§ **TASK REQUIREMENTS**
Extract the records below word for word and ignore the images.

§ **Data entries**
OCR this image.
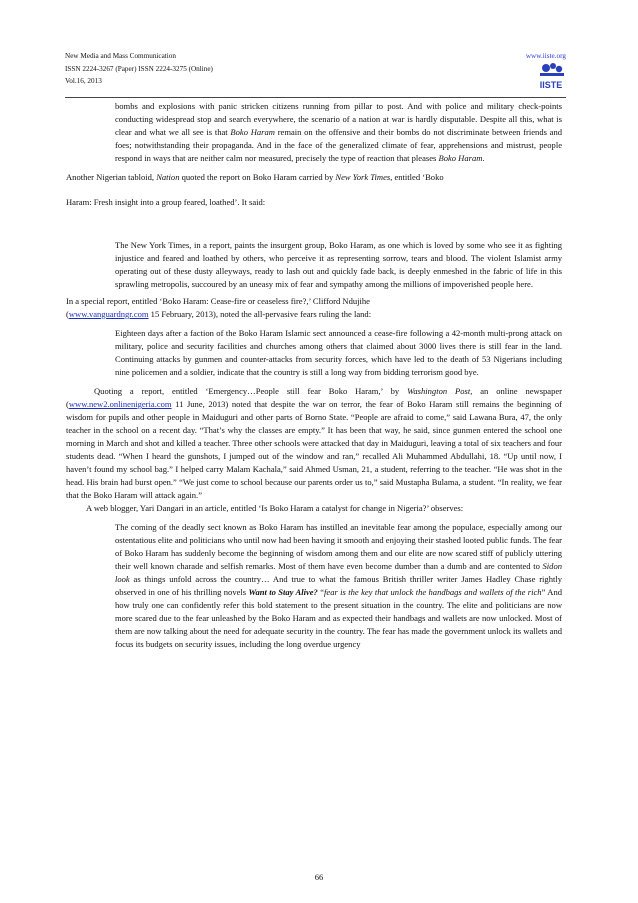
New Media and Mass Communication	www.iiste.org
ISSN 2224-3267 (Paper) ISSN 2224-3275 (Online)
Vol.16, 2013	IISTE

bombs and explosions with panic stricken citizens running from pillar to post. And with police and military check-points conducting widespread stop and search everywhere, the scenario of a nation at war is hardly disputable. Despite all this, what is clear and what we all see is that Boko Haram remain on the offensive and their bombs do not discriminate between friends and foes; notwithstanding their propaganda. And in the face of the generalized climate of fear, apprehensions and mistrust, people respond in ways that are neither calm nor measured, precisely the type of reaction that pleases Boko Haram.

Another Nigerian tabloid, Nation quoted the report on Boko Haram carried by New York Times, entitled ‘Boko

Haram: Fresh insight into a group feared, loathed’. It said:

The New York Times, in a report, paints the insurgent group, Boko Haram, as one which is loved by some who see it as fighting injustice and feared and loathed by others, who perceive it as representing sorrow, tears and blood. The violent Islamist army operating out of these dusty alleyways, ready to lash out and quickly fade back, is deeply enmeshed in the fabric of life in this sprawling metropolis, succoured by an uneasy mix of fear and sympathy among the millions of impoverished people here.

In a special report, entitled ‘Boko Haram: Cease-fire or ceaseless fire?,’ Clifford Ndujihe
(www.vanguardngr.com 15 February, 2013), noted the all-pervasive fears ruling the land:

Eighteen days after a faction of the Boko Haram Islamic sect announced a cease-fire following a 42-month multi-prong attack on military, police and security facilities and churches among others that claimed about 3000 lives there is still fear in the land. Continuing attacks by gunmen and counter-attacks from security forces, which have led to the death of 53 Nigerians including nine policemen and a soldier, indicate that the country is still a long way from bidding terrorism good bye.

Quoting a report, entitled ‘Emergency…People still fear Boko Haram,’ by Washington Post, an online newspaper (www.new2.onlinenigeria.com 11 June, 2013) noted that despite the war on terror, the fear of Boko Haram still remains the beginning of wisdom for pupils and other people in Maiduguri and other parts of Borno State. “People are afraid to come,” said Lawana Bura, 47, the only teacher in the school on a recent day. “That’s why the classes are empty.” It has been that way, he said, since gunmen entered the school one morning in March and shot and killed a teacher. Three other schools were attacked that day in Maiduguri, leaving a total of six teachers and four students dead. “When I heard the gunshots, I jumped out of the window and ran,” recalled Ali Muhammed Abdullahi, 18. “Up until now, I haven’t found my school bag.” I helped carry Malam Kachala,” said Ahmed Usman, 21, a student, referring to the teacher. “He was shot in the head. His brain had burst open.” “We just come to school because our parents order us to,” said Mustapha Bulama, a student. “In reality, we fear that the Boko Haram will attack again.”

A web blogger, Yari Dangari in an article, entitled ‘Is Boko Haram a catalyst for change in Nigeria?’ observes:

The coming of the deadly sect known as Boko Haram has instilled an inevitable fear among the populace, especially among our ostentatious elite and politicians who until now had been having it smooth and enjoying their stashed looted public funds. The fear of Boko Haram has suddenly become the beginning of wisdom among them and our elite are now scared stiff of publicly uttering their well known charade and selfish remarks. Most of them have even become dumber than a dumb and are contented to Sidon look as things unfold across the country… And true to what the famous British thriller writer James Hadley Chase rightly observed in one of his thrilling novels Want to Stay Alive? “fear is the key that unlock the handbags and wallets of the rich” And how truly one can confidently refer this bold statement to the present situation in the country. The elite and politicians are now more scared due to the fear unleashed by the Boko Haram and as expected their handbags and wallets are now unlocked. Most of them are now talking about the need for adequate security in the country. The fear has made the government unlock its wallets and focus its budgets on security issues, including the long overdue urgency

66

§ **RESPONSE TO THE EXERCISE**
OCR this image.
New Media and Mass Communication	www.iiste.org
ISSN 2224-3267 (Paper) ISSN 2224-3275 (Online)
Vol.16, 2013	IISTE

bombs and explosions with panic stricken citizens running from pillar to post. And with police and military check-points conducting widespread stop and search everywhere, the scenario of a nation at war is hardly disputable. Despite all this, what is clear and what we all see is that Boko Haram remain on the offensive and their bombs do not discriminate between friends and foes; notwithstanding their propaganda. And in the face of the generalized climate of fear, apprehensions and mistrust, people respond in ways that are neither calm nor measured, precisely the type of reaction that pleases Boko Haram.

Another Nigerian tabloid, Nation quoted the report on Boko Haram carried by New York Times, entitled ‘Boko

Haram: Fresh insight into a group feared, loathed’. It said:

The New York Times, in a report, paints the insurgent group, Boko Haram, as one which is loved by some who see it as fighting injustice and feared and loathed by others, who perceive it as representing sorrow, tears and blood. The violent Islamist army operating out of these dusty alleyways, ready to lash out and quickly fade back, is deeply enmeshed in the fabric of life in this sprawling metropolis, succoured by an uneasy mix of fear and sympathy among the millions of impoverished people here.

In a special report, entitled ‘Boko Haram: Cease-fire or ceaseless fire?,’ Clifford Ndujihe
(www.vanguardngr.com 15 February, 2013), noted the all-pervasive fears ruling the land:

Eighteen days after a faction of the Boko Haram Islamic sect announced a cease-fire following a 42-month multi-prong attack on military, police and security facilities and churches among others that claimed about 3000 lives there is still fear in the land. Continuing attacks by gunmen and counter-attacks from security forces, which have led to the death of 53 Nigerians including nine policemen and a soldier, indicate that the country is still a long way from bidding terrorism good bye.

Quoting a report, entitled ‘Emergency…People still fear Boko Haram,’ by Washington Post, an online newspaper (www.new2.onlinenigeria.com 11 June, 2013) noted that despite the war on terror, the fear of Boko Haram still remains the beginning of wisdom for pupils and other people in Maiduguri and other parts of Borno State. “People are afraid to come,” said Lawana Bura, 47, the only teacher in the school on a recent day. “That’s why the classes are empty.” It has been that way, he said, since gunmen entered the school one morning in March and shot and killed a teacher. Three other schools were attacked that day in Maiduguri, leaving a total of six teachers and four students dead. “When I heard the gunshots, I jumped out of the window and ran,” recalled Ali Muhammed Abdullahi, 18. “Up until now, I haven’t found my school bag.” I helped carry Malam Kachala,” said Ahmed Usman, 21, a student, referring to the teacher. “He was shot in the head. His brain had burst open.” “We just come to school because our parents order us to,” said Mustapha Bulama, a student. “In reality, we fear that the Boko Haram will attack again.”

A web blogger, Yari Dangari in an article, entitled ‘Is Boko Haram a catalyst for change in Nigeria?’ observes:

The coming of the deadly sect known as Boko Haram has instilled an inevitable fear among the populace, especially among our ostentatious elite and politicians who until now had been having it smooth and enjoying their stashed looted public funds. The fear of Boko Haram has suddenly become the beginning of wisdom among them and our elite are now scared stiff of publicly uttering their well known charade and selfish remarks. Most of them have even become dumber than a dumb and are contented to Sidon look as things unfold across the country… And true to what the famous British thriller writer James Hadley Chase rightly observed in one of his thrilling novels Want to Stay Alive? “fear is the key that unlock the handbags and wallets of the rich” And how truly one can confidently refer this bold statement to the present situation in the country. The elite and politicians are now more scared due to the fear unleashed by the Boko Haram and as expected their handbags and wallets are now unlocked. Most of them are now talking about the need for adequate security in the country. The fear has made the government unlock its wallets and focus its budgets on security issues, including the long overdue urgency

66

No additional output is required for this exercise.